Requirement.
Each entry below is to be given again word for word, with no pictures.

Task data.
● ● ●

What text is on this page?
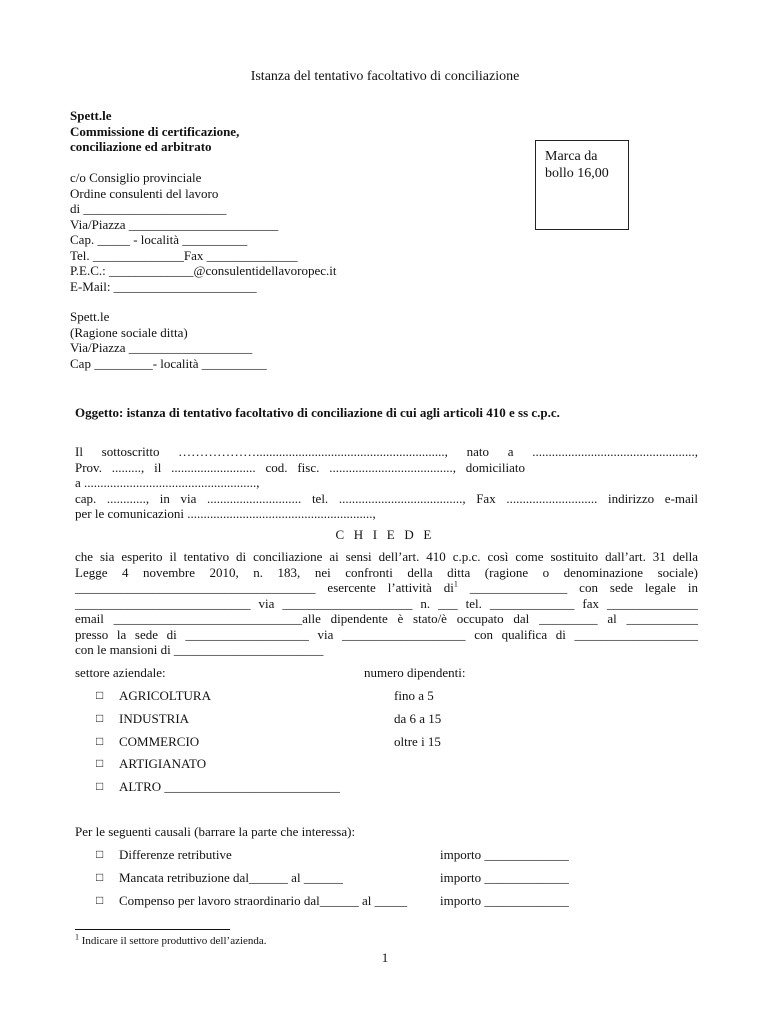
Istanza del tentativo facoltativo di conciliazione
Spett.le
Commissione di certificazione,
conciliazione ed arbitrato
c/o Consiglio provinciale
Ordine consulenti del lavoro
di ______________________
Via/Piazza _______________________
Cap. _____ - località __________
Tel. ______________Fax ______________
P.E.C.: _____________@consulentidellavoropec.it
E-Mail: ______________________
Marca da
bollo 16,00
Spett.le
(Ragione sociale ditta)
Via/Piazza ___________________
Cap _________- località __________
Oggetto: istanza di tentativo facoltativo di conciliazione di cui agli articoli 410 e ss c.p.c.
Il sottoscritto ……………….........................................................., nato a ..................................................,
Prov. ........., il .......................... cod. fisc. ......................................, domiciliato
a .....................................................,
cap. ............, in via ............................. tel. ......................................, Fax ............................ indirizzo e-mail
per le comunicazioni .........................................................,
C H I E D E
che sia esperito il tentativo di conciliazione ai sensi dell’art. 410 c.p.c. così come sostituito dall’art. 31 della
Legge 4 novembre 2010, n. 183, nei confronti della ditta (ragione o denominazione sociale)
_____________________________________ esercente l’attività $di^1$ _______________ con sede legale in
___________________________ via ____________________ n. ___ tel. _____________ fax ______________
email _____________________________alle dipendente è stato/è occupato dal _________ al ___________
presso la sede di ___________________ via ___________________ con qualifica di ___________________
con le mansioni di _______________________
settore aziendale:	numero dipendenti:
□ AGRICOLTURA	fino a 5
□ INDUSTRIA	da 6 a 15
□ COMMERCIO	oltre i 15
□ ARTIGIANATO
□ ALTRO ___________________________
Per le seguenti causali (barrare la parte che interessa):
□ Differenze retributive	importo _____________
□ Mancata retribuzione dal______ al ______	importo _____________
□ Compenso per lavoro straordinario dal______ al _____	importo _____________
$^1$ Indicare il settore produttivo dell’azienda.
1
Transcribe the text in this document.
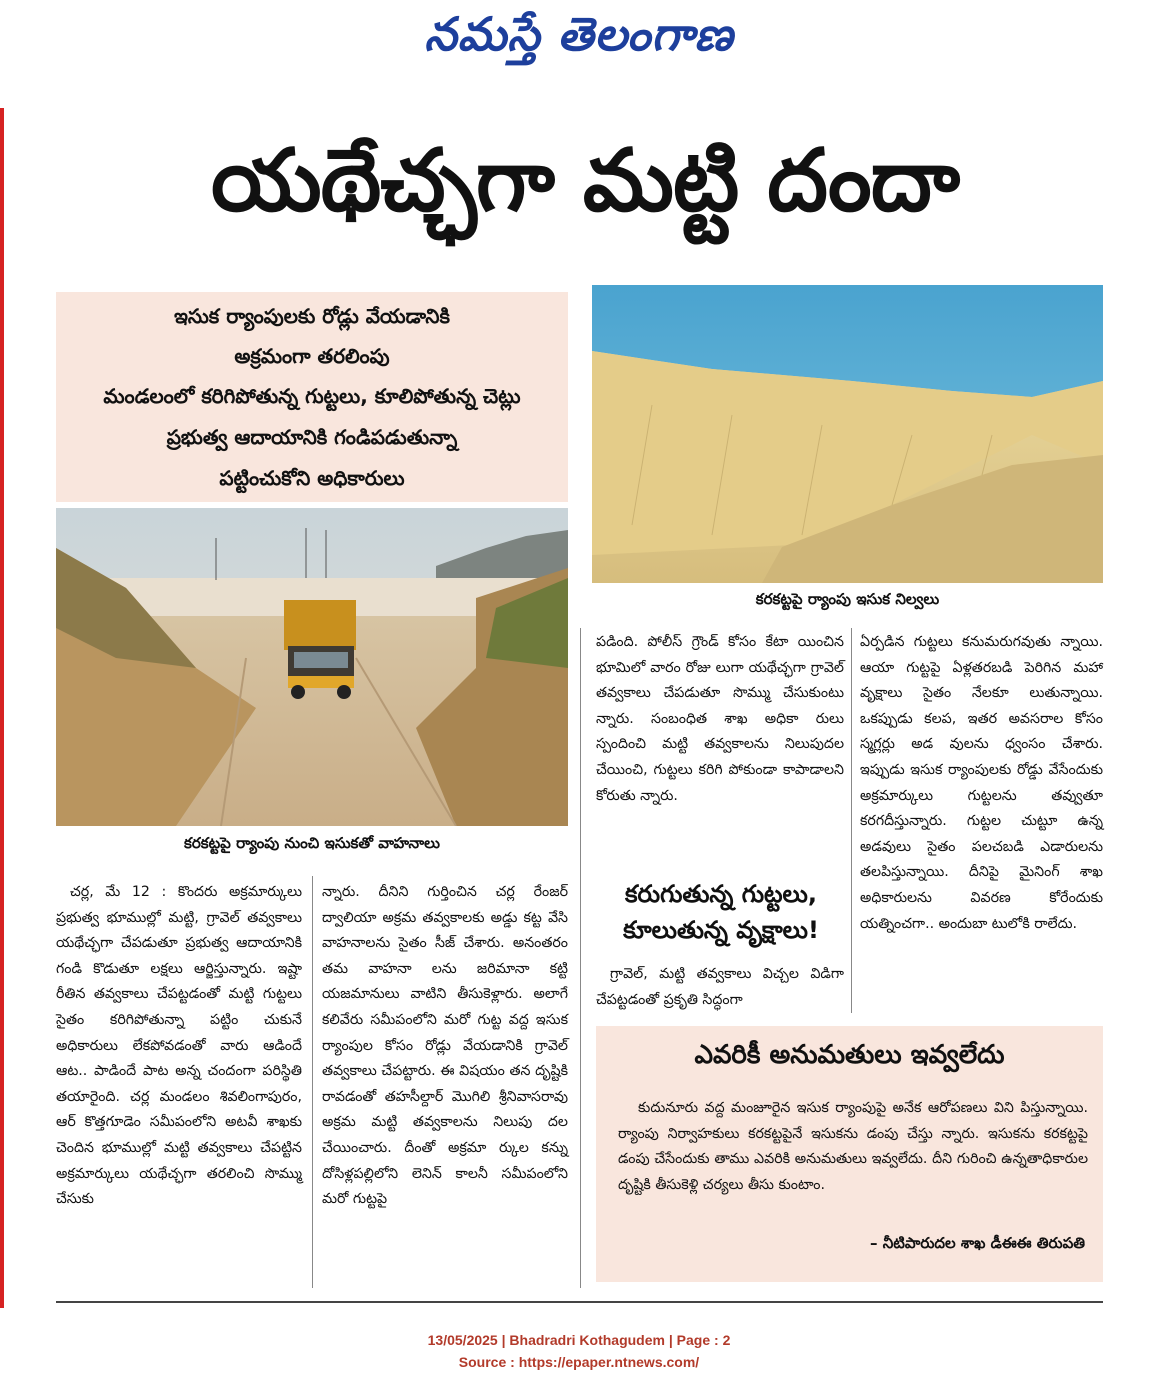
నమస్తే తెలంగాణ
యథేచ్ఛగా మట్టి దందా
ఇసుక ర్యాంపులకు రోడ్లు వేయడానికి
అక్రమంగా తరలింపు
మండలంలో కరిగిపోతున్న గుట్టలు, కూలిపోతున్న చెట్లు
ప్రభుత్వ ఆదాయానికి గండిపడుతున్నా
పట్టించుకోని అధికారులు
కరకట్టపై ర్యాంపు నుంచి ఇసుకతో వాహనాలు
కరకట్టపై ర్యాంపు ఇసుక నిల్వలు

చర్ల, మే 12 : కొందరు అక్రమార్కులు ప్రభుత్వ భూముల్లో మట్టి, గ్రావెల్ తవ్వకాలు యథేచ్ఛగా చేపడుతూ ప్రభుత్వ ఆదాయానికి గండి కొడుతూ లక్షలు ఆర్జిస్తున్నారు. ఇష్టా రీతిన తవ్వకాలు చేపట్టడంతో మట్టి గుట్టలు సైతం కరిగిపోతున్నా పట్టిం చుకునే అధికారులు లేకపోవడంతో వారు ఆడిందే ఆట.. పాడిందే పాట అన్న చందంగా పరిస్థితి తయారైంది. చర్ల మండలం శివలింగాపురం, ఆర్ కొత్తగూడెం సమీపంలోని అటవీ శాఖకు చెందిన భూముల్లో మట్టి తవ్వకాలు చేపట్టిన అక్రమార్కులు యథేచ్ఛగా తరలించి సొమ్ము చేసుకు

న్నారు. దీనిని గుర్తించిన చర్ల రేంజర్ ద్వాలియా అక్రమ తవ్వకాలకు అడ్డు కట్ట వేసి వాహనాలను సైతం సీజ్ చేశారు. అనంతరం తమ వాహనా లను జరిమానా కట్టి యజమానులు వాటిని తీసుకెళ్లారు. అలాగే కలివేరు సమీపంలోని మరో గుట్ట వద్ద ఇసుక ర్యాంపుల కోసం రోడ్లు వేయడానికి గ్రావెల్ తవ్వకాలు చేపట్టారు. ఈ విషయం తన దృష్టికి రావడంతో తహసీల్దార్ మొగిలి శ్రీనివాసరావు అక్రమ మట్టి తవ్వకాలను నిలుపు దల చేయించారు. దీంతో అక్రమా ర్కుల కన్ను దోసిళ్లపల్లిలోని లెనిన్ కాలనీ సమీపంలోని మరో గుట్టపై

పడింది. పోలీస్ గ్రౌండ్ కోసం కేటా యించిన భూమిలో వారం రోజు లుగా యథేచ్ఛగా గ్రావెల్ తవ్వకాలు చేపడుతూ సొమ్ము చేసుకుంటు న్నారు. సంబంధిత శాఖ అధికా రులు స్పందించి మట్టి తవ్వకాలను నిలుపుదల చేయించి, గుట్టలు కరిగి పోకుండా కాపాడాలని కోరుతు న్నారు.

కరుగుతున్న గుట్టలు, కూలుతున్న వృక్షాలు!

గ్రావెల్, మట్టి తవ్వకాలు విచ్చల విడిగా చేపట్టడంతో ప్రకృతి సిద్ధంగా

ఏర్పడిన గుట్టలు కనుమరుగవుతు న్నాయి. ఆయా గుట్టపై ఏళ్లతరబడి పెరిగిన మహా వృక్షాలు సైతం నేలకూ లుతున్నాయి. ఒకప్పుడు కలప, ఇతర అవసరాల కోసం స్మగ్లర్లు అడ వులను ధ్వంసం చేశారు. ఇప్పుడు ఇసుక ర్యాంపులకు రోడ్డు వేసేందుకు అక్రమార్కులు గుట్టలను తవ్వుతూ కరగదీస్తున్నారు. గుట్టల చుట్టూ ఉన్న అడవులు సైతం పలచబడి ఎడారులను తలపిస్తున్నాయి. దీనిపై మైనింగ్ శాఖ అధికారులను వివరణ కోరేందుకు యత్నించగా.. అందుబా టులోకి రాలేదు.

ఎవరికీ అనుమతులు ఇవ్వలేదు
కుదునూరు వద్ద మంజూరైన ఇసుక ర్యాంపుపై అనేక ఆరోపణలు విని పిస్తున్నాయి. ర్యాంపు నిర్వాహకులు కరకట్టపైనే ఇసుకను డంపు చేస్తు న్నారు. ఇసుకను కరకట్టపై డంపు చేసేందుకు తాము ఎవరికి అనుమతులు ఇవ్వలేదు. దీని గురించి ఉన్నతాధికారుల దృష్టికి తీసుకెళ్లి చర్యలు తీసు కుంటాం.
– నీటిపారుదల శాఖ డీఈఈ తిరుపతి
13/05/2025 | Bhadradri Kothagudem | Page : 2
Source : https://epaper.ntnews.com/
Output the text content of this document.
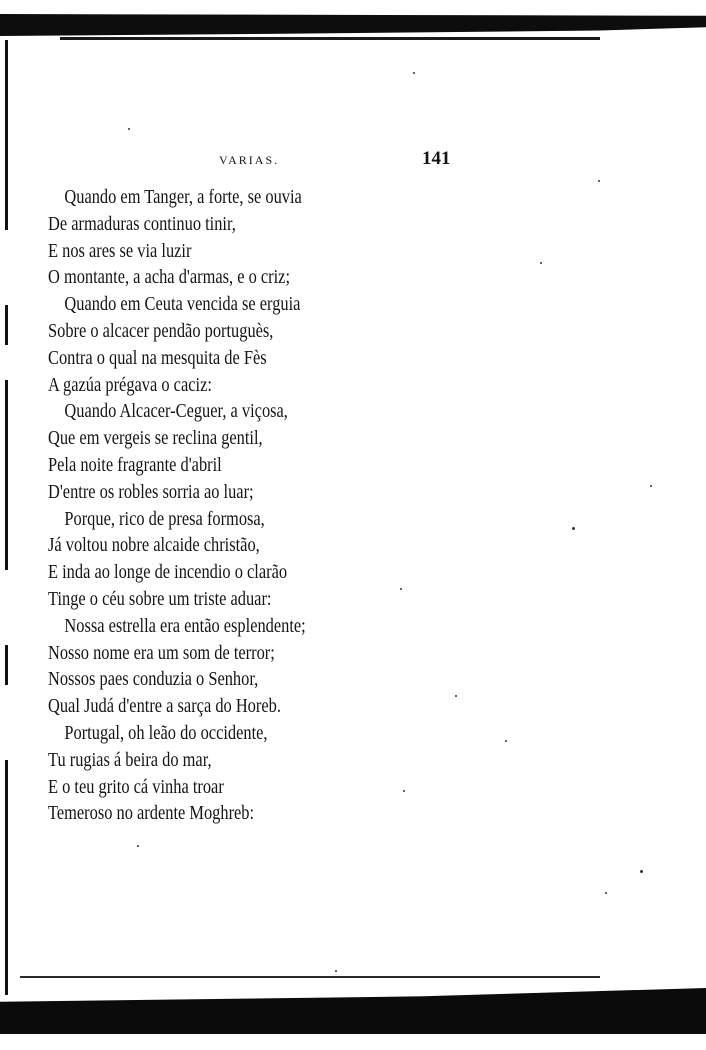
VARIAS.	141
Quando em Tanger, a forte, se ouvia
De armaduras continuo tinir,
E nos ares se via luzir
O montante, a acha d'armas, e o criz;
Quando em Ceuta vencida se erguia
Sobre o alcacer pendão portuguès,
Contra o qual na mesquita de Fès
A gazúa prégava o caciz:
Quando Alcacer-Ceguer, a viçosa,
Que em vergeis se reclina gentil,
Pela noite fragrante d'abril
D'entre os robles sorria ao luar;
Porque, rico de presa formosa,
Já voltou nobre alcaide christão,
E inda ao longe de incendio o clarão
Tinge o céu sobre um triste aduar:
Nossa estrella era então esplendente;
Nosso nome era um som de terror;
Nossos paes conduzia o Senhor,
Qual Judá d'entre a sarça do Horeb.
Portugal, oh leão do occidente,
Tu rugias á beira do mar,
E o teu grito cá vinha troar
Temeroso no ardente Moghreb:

● ● ●

Answer to this exercise.
What text is on this page?
Istanza del tentativo facoltativo di conciliazione
Spett.le
Commissione di certificazione,
conciliazione ed arbitrato
c/o Consiglio provinciale
Ordine consulenti del lavoro
di ______________________
Via/Piazza _______________________
Cap. _____ - località __________
Tel. ______________Fax ______________
P.E.C.: _____________@consulentidellavoropec.it
E-Mail: ______________________
Marca da
bollo 16,00
Spett.le
(Ragione sociale ditta)
Via/Piazza ___________________
Cap _________- località __________
Oggetto: istanza di tentativo facoltativo di conciliazione di cui agli articoli 410 e ss c.p.c.
Il sottoscritto ……………….........................................................., nato a ..................................................,
Prov. ........., il .......................... cod. fisc. ......................................, domiciliato
a .....................................................,
cap. ............, in via ............................. tel. ......................................, Fax ............................ indirizzo e-mail
per le comunicazioni .........................................................,
C H I E D E
che sia esperito il tentativo di conciliazione ai sensi dell’art. 410 c.p.c. così come sostituito dall’art. 31 della
Legge 4 novembre 2010, n. 183, nei confronti della ditta (ragione o denominazione sociale)
_____________________________________ esercente l’attività $di^1$ _______________ con sede legale in
___________________________ via ____________________ n. ___ tel. _____________ fax ______________
email _____________________________alle dipendente è stato/è occupato dal _________ al ___________
presso la sede di ___________________ via ___________________ con qualifica di ___________________
con le mansioni di _______________________
settore aziendale:	numero dipendenti:
□ AGRICOLTURA	fino a 5
□ INDUSTRIA	da 6 a 15
□ COMMERCIO	oltre i 15
□ ARTIGIANATO
□ ALTRO ___________________________
Per le seguenti causali (barrare la parte che interessa):
□ Differenze retributive	importo _____________
□ Mancata retribuzione dal______ al ______	importo _____________
□ Compenso per lavoro straordinario dal______ al _____	importo _____________
$^1$ Indicare il settore produttivo dell’azienda.
1
Transcribe the text in this document.
నమస్తే తెలంగాణ
యథేచ్ఛగా మట్టి దందా
ఇసుక ర్యాంపులకు రోడ్లు వేయడానికి
అక్రమంగా తరలింపు
మండలంలో కరిగిపోతున్న గుట్టలు, కూలిపోతున్న చెట్లు
ప్రభుత్వ ఆదాయానికి గండిపడుతున్నా
పట్టించుకోని అధికారులు
కరకట్టపై ర్యాంపు నుంచి ఇసుకతో వాహనాలు
కరకట్టపై ర్యాంపు ఇసుక నిల్వలు

చర్ల, మే 12 : కొందరు అక్రమార్కులు ప్రభుత్వ భూముల్లో మట్టి, గ్రావెల్ తవ్వకాలు యథేచ్ఛగా చేపడుతూ ప్రభుత్వ ఆదాయానికి గండి కొడుతూ లక్షలు ఆర్జిస్తున్నారు. ఇష్టా రీతిన తవ్వకాలు చేపట్టడంతో మట్టి గుట్టలు సైతం కరిగిపోతున్నా పట్టిం చుకునే అధికారులు లేకపోవడంతో వారు ఆడిందే ఆట.. పాడిందే పాట అన్న చందంగా పరిస్థితి తయారైంది. చర్ల మండలం శివలింగాపురం, ఆర్ కొత్తగూడెం సమీపంలోని అటవీ శాఖకు చెందిన భూముల్లో మట్టి తవ్వకాలు చేపట్టిన అక్రమార్కులు యథేచ్ఛగా తరలించి సొమ్ము చేసుకు

న్నారు. దీనిని గుర్తించిన చర్ల రేంజర్ ద్వాలియా అక్రమ తవ్వకాలకు అడ్డు కట్ట వేసి వాహనాలను సైతం సీజ్ చేశారు. అనంతరం తమ వాహనా లను జరిమానా కట్టి యజమానులు వాటిని తీసుకెళ్లారు. అలాగే కలివేరు సమీపంలోని మరో గుట్ట వద్ద ఇసుక ర్యాంపుల కోసం రోడ్లు వేయడానికి గ్రావెల్ తవ్వకాలు చేపట్టారు. ఈ విషయం తన దృష్టికి రావడంతో తహసీల్దార్ మొగిలి శ్రీనివాసరావు అక్రమ మట్టి తవ్వకాలను నిలుపు దల చేయించారు. దీంతో అక్రమా ర్కుల కన్ను దోసిళ్లపల్లిలోని లెనిన్ కాలనీ సమీపంలోని మరో గుట్టపై

పడింది. పోలీస్ గ్రౌండ్ కోసం కేటా యించిన భూమిలో వారం రోజు లుగా యథేచ్ఛగా గ్రావెల్ తవ్వకాలు చేపడుతూ సొమ్ము చేసుకుంటు న్నారు. సంబంధిత శాఖ అధికా రులు స్పందించి మట్టి తవ్వకాలను నిలుపుదల చేయించి, గుట్టలు కరిగి పోకుండా కాపాడాలని కోరుతు న్నారు.

కరుగుతున్న గుట్టలు, కూలుతున్న వృక్షాలు!

గ్రావెల్, మట్టి తవ్వకాలు విచ్చల విడిగా చేపట్టడంతో ప్రకృతి సిద్ధంగా

ఏర్పడిన గుట్టలు కనుమరుగవుతు న్నాయి. ఆయా గుట్టపై ఏళ్లతరబడి పెరిగిన మహా వృక్షాలు సైతం నేలకూ లుతున్నాయి. ఒకప్పుడు కలప, ఇతర అవసరాల కోసం స్మగ్లర్లు అడ వులను ధ్వంసం చేశారు. ఇప్పుడు ఇసుక ర్యాంపులకు రోడ్డు వేసేందుకు అక్రమార్కులు గుట్టలను తవ్వుతూ కరగదీస్తున్నారు. గుట్టల చుట్టూ ఉన్న అడవులు సైతం పలచబడి ఎడారులను తలపిస్తున్నాయి. దీనిపై మైనింగ్ శాఖ అధికారులను వివరణ కోరేందుకు యత్నించగా.. అందుబా టులోకి రాలేదు.

ఎవరికీ అనుమతులు ఇవ్వలేదు
కుదునూరు వద్ద మంజూరైన ఇసుక ర్యాంపుపై అనేక ఆరోపణలు విని పిస్తున్నాయి. ర్యాంపు నిర్వాహకులు కరకట్టపైనే ఇసుకను డంపు చేస్తు న్నారు. ఇసుకను కరకట్టపై డంపు చేసేందుకు తాము ఎవరికి అనుమతులు ఇవ్వలేదు. దీని గురించి ఉన్నతాధికారుల దృష్టికి తీసుకెళ్లి చర్యలు తీసు కుంటాం.
– నీటిపారుదల శాఖ డీఈఈ తిరుపతి
13/05/2025 | Bhadradri Kothagudem | Page : 2
Source : https://epaper.ntnews.com/
Output the text content of this document.
VARIAS.	141
Quando em Tanger, a forte, se ouvia
De armaduras continuo tinir,
E nos ares se via luzir
O montante, a acha d'armas, e o criz;
Quando em Ceuta vencida se erguia
Sobre o alcacer pendão portuguès,
Contra o qual na mesquita de Fès
A gazúa prégava o caciz:
Quando Alcacer-Ceguer, a viçosa,
Que em vergeis se reclina gentil,
Pela noite fragrante d'abril
D'entre os robles sorria ao luar;
Porque, rico de presa formosa,
Já voltou nobre alcaide christão,
E inda ao longe de incendio o clarão
Tinge o céu sobre um triste aduar:
Nossa estrella era então esplendente;
Nosso nome era um som de terror;
Nossos paes conduzia o Senhor,
Qual Judá d'entre a sarça do Horeb.
Portugal, oh leão do occidente,
Tu rugias á beira do mar,
E o teu grito cá vinha troar
Temeroso no ardente Moghreb:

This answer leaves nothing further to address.